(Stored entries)
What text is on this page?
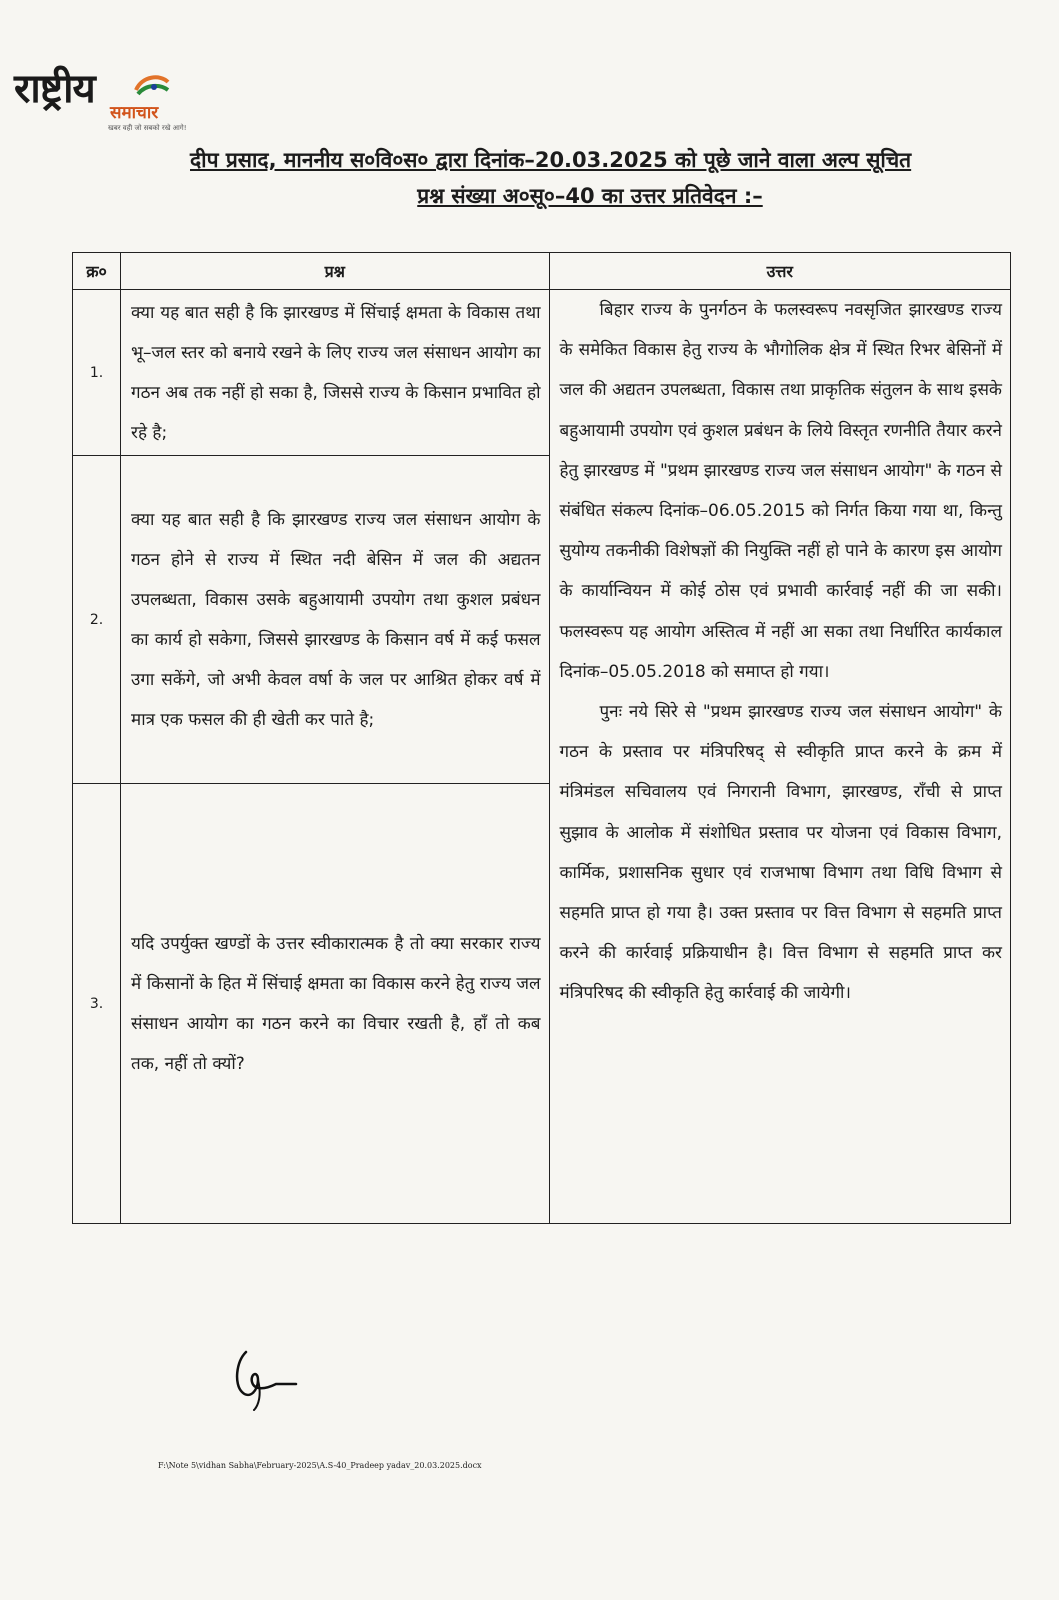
राष्ट्रीय
समाचार
खबर वही जो सबको रखे आगे!
दीप प्रसाद, माननीय स०वि०स० द्वारा दिनांक–20.03.2025 को पूछे जाने वाला अल्प सूचित
प्रश्न संख्या अ०सू०–40 का उत्तर प्रतिवेदन :–
क्र०	प्रश्न	उत्तर
1.	क्या यह बात सही है कि झारखण्ड में सिंचाई क्षमता के विकास तथा भू–जल स्तर को बनाये रखने के लिए राज्य जल संसाधन आयोग का गठन अब तक नहीं हो सका है, जिससे राज्य के किसान प्रभावित हो रहे है;	बिहार राज्य के पुनर्गठन के फलस्वरूप नवसृजित झारखण्ड राज्य के समेकित विकास हेतु राज्य के भौगोलिक क्षेत्र में स्थित रिभर बेसिनों में जल की अद्यतन उपलब्धता, विकास तथा प्राकृतिक संतुलन के साथ इसके बहुआयामी उपयोग एवं कुशल प्रबंधन के लिये विस्तृत रणनीति तैयार करने हेतु झारखण्ड में "प्रथम झारखण्ड राज्य जल संसाधन आयोग" के गठन से संबंधित संकल्प दिनांक–06.05.2015 को निर्गत किया गया था, किन्तु सुयोग्य तकनीकी विशेषज्ञों की नियुक्ति नहीं हो पाने के कारण इस आयोग के कार्यान्वियन में कोई ठोस एवं प्रभावी कार्रवाई नहीं की जा सकी। फलस्वरूप यह आयोग अस्तित्व में नहीं आ सका तथा निर्धारित कार्यकाल दिनांक–05.05.2018 को समाप्त हो गया।

पुनः नये सिरे से "प्रथम झारखण्ड राज्य जल संसाधन आयोग" के गठन के प्रस्ताव पर मंत्रिपरिषद् से स्वीकृति प्राप्त करने के क्रम में मंत्रिमंडल सचिवालय एवं निगरानी विभाग, झारखण्ड, राँची से प्राप्त सुझाव के आलोक में संशोधित प्रस्ताव पर योजना एवं विकास विभाग, कार्मिक, प्रशासनिक सुधार एवं राजभाषा विभाग तथा विधि विभाग से सहमति प्राप्त हो गया है। उक्त प्रस्ताव पर वित्त विभाग से सहमति प्राप्त करने की कार्रवाई प्रक्रियाधीन है। वित्त विभाग से सहमति प्राप्त कर मंत्रिपरिषद की स्वीकृति हेतु कार्रवाई की जायेगी।

2.	क्या यह बात सही है कि झारखण्ड राज्य जल संसाधन आयोग के गठन होने से राज्य में स्थित नदी बेसिन में जल की अद्यतन उपलब्धता, विकास उसके बहुआयामी उपयोग तथा कुशल प्रबंधन का कार्य हो सकेगा, जिससे झारखण्ड के किसान वर्ष में कई फसल उगा सकेंगे, जो अभी केवल वर्षा के जल पर आश्रित होकर वर्ष में मात्र एक फसल की ही खेती कर पाते है;	
3.	यदि उपर्युक्त खण्डों के उत्तर स्वीकारात्मक है तो क्या सरकार राज्य में किसानों के हित में सिंचाई क्षमता का विकास करने हेतु राज्य जल संसाधन आयोग का गठन करने का विचार रखती है, हाँ तो कब तक, नहीं तो क्यों?	
F:\Note 5\vidhan Sabha\February-2025\A.S-40_Pradeep yadav_20.03.2025.docx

Work to complete — Reproduce each line exactly, please, except for any pictures.

Task response —
What text is on this page?
राष्ट्रीय
समाचार
खबर वही जो सबको रखे आगे!
दीप प्रसाद, माननीय स०वि०स० द्वारा दिनांक–20.03.2025 को पूछे जाने वाला अल्प सूचित
प्रश्न संख्या अ०सू०–40 का उत्तर प्रतिवेदन :–
क्र०	प्रश्न	उत्तर
1.	क्या यह बात सही है कि झारखण्ड में सिंचाई क्षमता के विकास तथा भू–जल स्तर को बनाये रखने के लिए राज्य जल संसाधन आयोग का गठन अब तक नहीं हो सका है, जिससे राज्य के किसान प्रभावित हो रहे है;	बिहार राज्य के पुनर्गठन के फलस्वरूप नवसृजित झारखण्ड राज्य के समेकित विकास हेतु राज्य के भौगोलिक क्षेत्र में स्थित रिभर बेसिनों में जल की अद्यतन उपलब्धता, विकास तथा प्राकृतिक संतुलन के साथ इसके बहुआयामी उपयोग एवं कुशल प्रबंधन के लिये विस्तृत रणनीति तैयार करने हेतु झारखण्ड में "प्रथम झारखण्ड राज्य जल संसाधन आयोग" के गठन से संबंधित संकल्प दिनांक–06.05.2015 को निर्गत किया गया था, किन्तु सुयोग्य तकनीकी विशेषज्ञों की नियुक्ति नहीं हो पाने के कारण इस आयोग के कार्यान्वियन में कोई ठोस एवं प्रभावी कार्रवाई नहीं की जा सकी। फलस्वरूप यह आयोग अस्तित्व में नहीं आ सका तथा निर्धारित कार्यकाल दिनांक–05.05.2018 को समाप्त हो गया।

पुनः नये सिरे से "प्रथम झारखण्ड राज्य जल संसाधन आयोग" के गठन के प्रस्ताव पर मंत्रिपरिषद् से स्वीकृति प्राप्त करने के क्रम में मंत्रिमंडल सचिवालय एवं निगरानी विभाग, झारखण्ड, राँची से प्राप्त सुझाव के आलोक में संशोधित प्रस्ताव पर योजना एवं विकास विभाग, कार्मिक, प्रशासनिक सुधार एवं राजभाषा विभाग तथा विधि विभाग से सहमति प्राप्त हो गया है। उक्त प्रस्ताव पर वित्त विभाग से सहमति प्राप्त करने की कार्रवाई प्रक्रियाधीन है। वित्त विभाग से सहमति प्राप्त कर मंत्रिपरिषद की स्वीकृति हेतु कार्रवाई की जायेगी।

2.	क्या यह बात सही है कि झारखण्ड राज्य जल संसाधन आयोग के गठन होने से राज्य में स्थित नदी बेसिन में जल की अद्यतन उपलब्धता, विकास उसके बहुआयामी उपयोग तथा कुशल प्रबंधन का कार्य हो सकेगा, जिससे झारखण्ड के किसान वर्ष में कई फसल उगा सकेंगे, जो अभी केवल वर्षा के जल पर आश्रित होकर वर्ष में मात्र एक फसल की ही खेती कर पाते है;	
3.	यदि उपर्युक्त खण्डों के उत्तर स्वीकारात्मक है तो क्या सरकार राज्य में किसानों के हित में सिंचाई क्षमता का विकास करने हेतु राज्य जल संसाधन आयोग का गठन करने का विचार रखती है, हाँ तो कब तक, नहीं तो क्यों?	
F:\Note 5\vidhan Sabha\February-2025\A.S-40_Pradeep yadav_20.03.2025.docx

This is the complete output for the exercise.